▶ **EXERCISE DESCRIPTION**:
Write the records out again, precisely as they stand.

------ GIVEN RECORDS

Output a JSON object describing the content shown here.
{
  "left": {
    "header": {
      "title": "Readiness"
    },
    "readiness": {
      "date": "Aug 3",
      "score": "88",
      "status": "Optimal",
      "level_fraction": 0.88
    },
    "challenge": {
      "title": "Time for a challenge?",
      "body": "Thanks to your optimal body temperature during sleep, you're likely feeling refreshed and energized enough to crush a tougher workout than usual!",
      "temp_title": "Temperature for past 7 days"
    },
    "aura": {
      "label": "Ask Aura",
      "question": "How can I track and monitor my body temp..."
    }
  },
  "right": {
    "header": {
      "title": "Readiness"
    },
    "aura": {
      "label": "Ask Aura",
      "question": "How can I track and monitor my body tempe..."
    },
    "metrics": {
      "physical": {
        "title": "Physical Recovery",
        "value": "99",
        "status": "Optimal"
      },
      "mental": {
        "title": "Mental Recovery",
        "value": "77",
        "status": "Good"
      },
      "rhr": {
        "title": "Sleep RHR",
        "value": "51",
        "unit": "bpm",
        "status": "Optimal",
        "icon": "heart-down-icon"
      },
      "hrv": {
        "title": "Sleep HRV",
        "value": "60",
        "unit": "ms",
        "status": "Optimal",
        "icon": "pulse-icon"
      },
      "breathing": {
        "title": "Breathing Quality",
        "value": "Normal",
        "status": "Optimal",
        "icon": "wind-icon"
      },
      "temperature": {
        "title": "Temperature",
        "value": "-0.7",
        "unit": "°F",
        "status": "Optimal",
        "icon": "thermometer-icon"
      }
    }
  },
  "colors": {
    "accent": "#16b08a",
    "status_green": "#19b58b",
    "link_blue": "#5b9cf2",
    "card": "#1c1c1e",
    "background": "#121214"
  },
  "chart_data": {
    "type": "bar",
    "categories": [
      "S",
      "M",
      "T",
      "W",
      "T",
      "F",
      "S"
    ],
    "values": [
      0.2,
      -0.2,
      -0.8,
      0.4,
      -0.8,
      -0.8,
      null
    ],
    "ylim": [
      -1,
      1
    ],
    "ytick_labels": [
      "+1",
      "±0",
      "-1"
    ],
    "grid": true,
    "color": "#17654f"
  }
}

------------

▶ **THE OUTPUT**:
Output a JSON object describing the content shown here.
{
  "left": {
    "header": {
      "title": "Readiness"
    },
    "readiness": {
      "date": "Aug 3",
      "score": "88",
      "status": "Optimal",
      "level_fraction": 0.88
    },
    "challenge": {
      "title": "Time for a challenge?",
      "body": "Thanks to your optimal body temperature during sleep, you're likely feeling refreshed and energized enough to crush a tougher workout than usual!",
      "temp_title": "Temperature for past 7 days"
    },
    "aura": {
      "label": "Ask Aura",
      "question": "How can I track and monitor my body temp..."
    }
  },
  "right": {
    "header": {
      "title": "Readiness"
    },
    "aura": {
      "label": "Ask Aura",
      "question": "How can I track and monitor my body tempe..."
    },
    "metrics": {
      "physical": {
        "title": "Physical Recovery",
        "value": "99",
        "status": "Optimal"
      },
      "mental": {
        "title": "Mental Recovery",
        "value": "77",
        "status": "Good"
      },
      "rhr": {
        "title": "Sleep RHR",
        "value": "51",
        "unit": "bpm",
        "status": "Optimal",
        "icon": "heart-down-icon"
      },
      "hrv": {
        "title": "Sleep HRV",
        "value": "60",
        "unit": "ms",
        "status": "Optimal",
        "icon": "pulse-icon"
      },
      "breathing": {
        "title": "Breathing Quality",
        "value": "Normal",
        "status": "Optimal",
        "icon": "wind-icon"
      },
      "temperature": {
        "title": "Temperature",
        "value": "-0.7",
        "unit": "°F",
        "status": "Optimal",
        "icon": "thermometer-icon"
      }
    }
  },
  "colors": {
    "accent": "#16b08a",
    "status_green": "#19b58b",
    "link_blue": "#5b9cf2",
    "card": "#1c1c1e",
    "background": "#121214"
  },
  "chart_data": {
    "type": "bar",
    "categories": [
      "S",
      "M",
      "T",
      "W",
      "T",
      "F",
      "S"
    ],
    "values": [
      0.2,
      -0.2,
      -0.8,
      0.4,
      -0.8,
      -0.8,
      null
    ],
    "ylim": [
      -1,
      1
    ],
    "ytick_labels": [
      "+1",
      "±0",
      "-1"
    ],
    "grid": true,
    "color": "#17654f"
  }
}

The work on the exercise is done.